▸ Exercise goal
Take the lines from the one with "What text is on this page?" through the end of the material below and repeat them exactly, dropping every picture.

▸ Items
______________________________
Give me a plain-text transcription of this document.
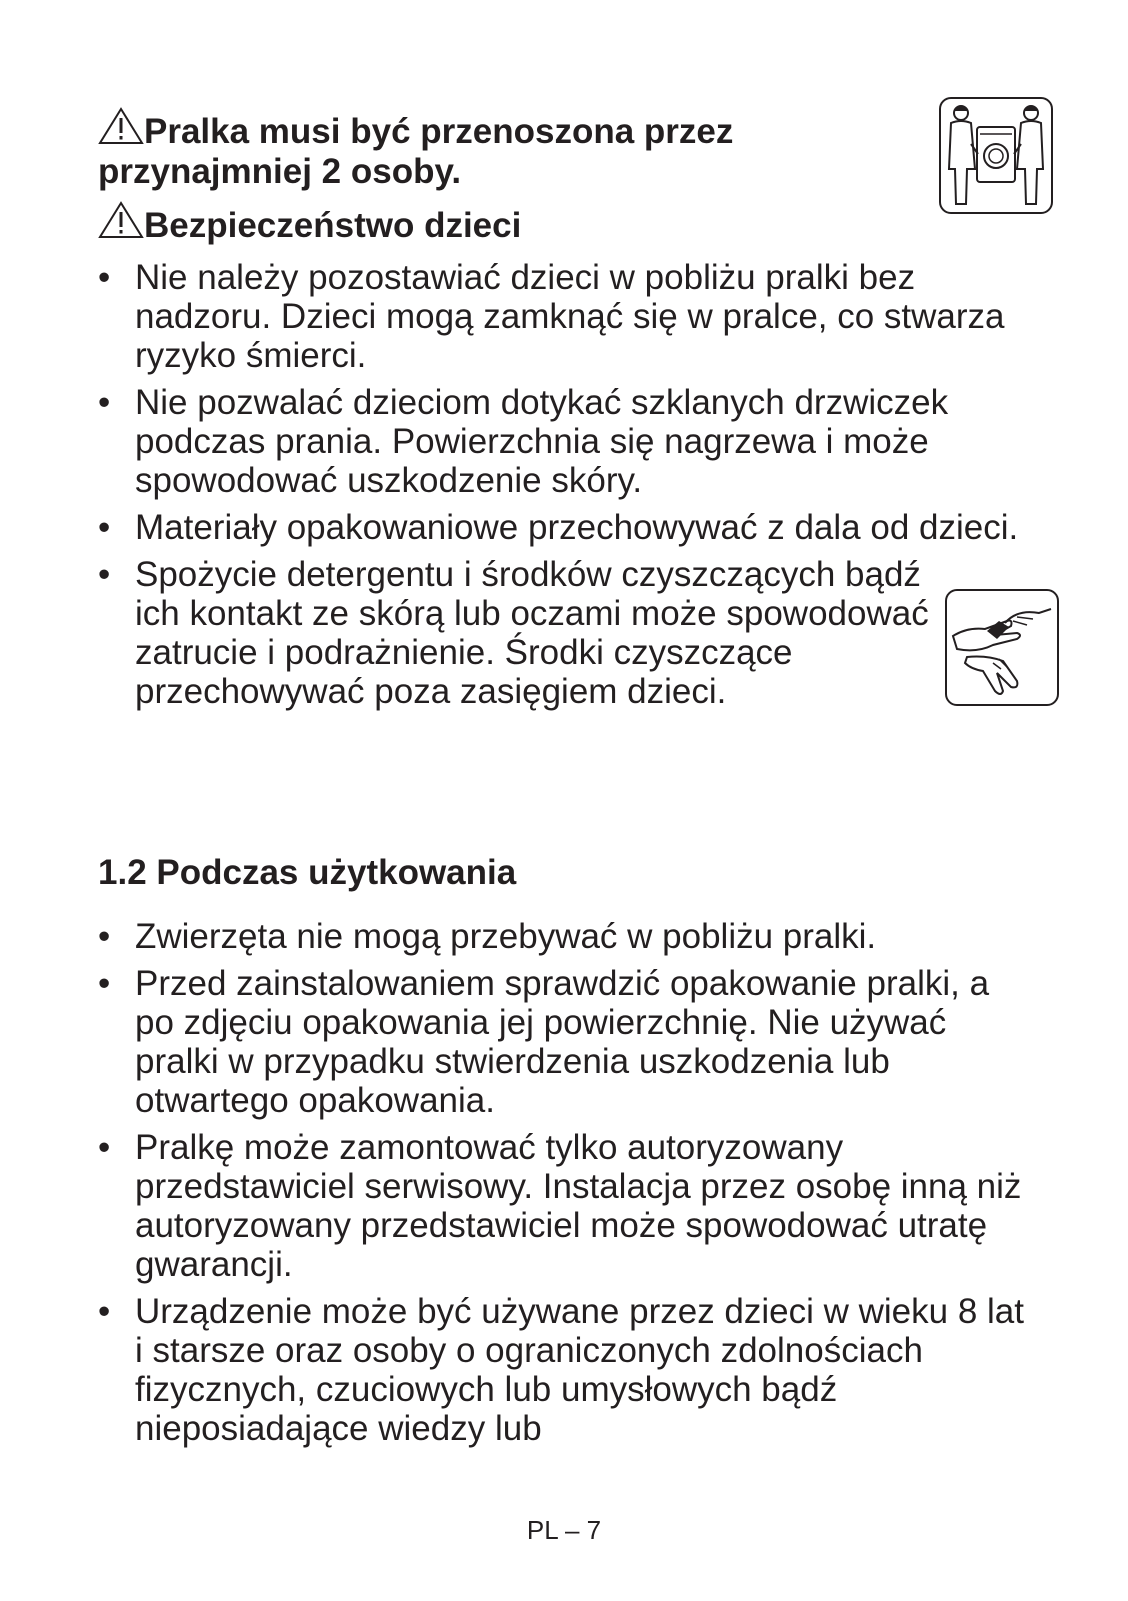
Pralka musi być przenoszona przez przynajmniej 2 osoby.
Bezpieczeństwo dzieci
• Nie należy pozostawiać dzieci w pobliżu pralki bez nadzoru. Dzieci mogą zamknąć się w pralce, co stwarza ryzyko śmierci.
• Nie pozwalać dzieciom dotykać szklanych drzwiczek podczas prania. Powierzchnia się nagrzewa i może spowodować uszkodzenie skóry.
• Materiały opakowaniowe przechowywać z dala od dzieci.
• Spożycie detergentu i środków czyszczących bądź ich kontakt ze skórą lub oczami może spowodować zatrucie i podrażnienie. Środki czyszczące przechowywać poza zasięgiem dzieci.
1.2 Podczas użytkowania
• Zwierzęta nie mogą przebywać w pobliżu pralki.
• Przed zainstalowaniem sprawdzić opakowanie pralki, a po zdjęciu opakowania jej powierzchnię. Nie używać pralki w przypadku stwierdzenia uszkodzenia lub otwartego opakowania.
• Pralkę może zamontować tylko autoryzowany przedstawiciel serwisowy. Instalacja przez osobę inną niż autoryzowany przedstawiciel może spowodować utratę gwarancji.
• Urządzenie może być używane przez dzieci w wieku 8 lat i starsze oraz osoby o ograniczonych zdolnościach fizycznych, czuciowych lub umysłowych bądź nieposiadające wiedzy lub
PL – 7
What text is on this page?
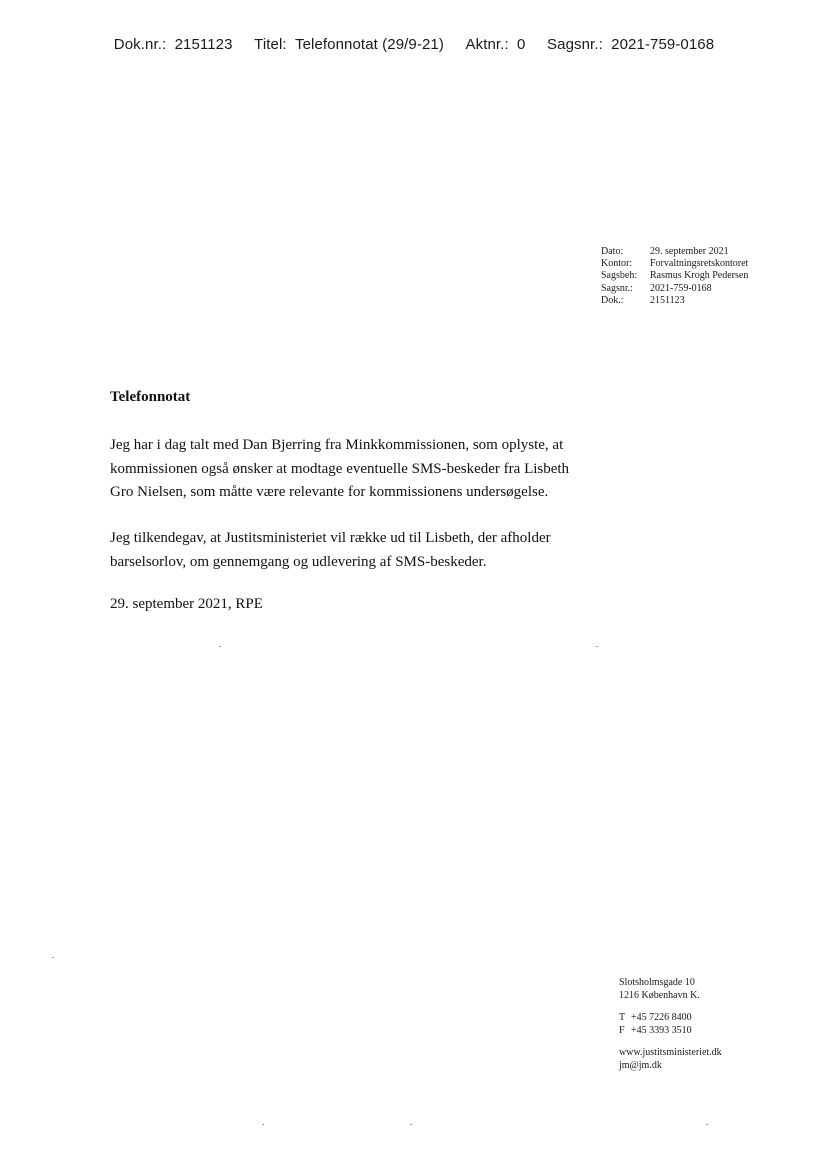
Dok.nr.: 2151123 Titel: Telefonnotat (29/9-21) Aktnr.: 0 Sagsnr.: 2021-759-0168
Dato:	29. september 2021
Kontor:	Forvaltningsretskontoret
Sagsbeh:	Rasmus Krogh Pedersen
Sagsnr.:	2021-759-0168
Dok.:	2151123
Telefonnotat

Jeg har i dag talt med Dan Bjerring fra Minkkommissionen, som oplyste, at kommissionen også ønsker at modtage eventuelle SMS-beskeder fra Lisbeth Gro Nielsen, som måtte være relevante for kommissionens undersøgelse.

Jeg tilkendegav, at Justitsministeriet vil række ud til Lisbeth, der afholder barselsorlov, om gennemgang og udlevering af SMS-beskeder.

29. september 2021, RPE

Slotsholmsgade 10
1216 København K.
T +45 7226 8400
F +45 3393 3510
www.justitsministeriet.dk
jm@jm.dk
______________________________
▸ Exercise solution
What text is on this page?
Dok.nr.: 2151123 Titel: Telefonnotat (29/9-21) Aktnr.: 0 Sagsnr.: 2021-759-0168
Dato:	29. september 2021
Kontor:	Forvaltningsretskontoret
Sagsbeh:	Rasmus Krogh Pedersen
Sagsnr.:	2021-759-0168
Dok.:	2151123
Telefonnotat

Jeg har i dag talt med Dan Bjerring fra Minkkommissionen, som oplyste, at kommissionen også ønsker at modtage eventuelle SMS-beskeder fra Lisbeth Gro Nielsen, som måtte være relevante for kommissionens undersøgelse.

Jeg tilkendegav, at Justitsministeriet vil række ud til Lisbeth, der afholder barselsorlov, om gennemgang og udlevering af SMS-beskeder.

29. september 2021, RPE

Slotsholmsgade 10
1216 København K.
T +45 7226 8400
F +45 3393 3510
www.justitsministeriet.dk
jm@jm.dk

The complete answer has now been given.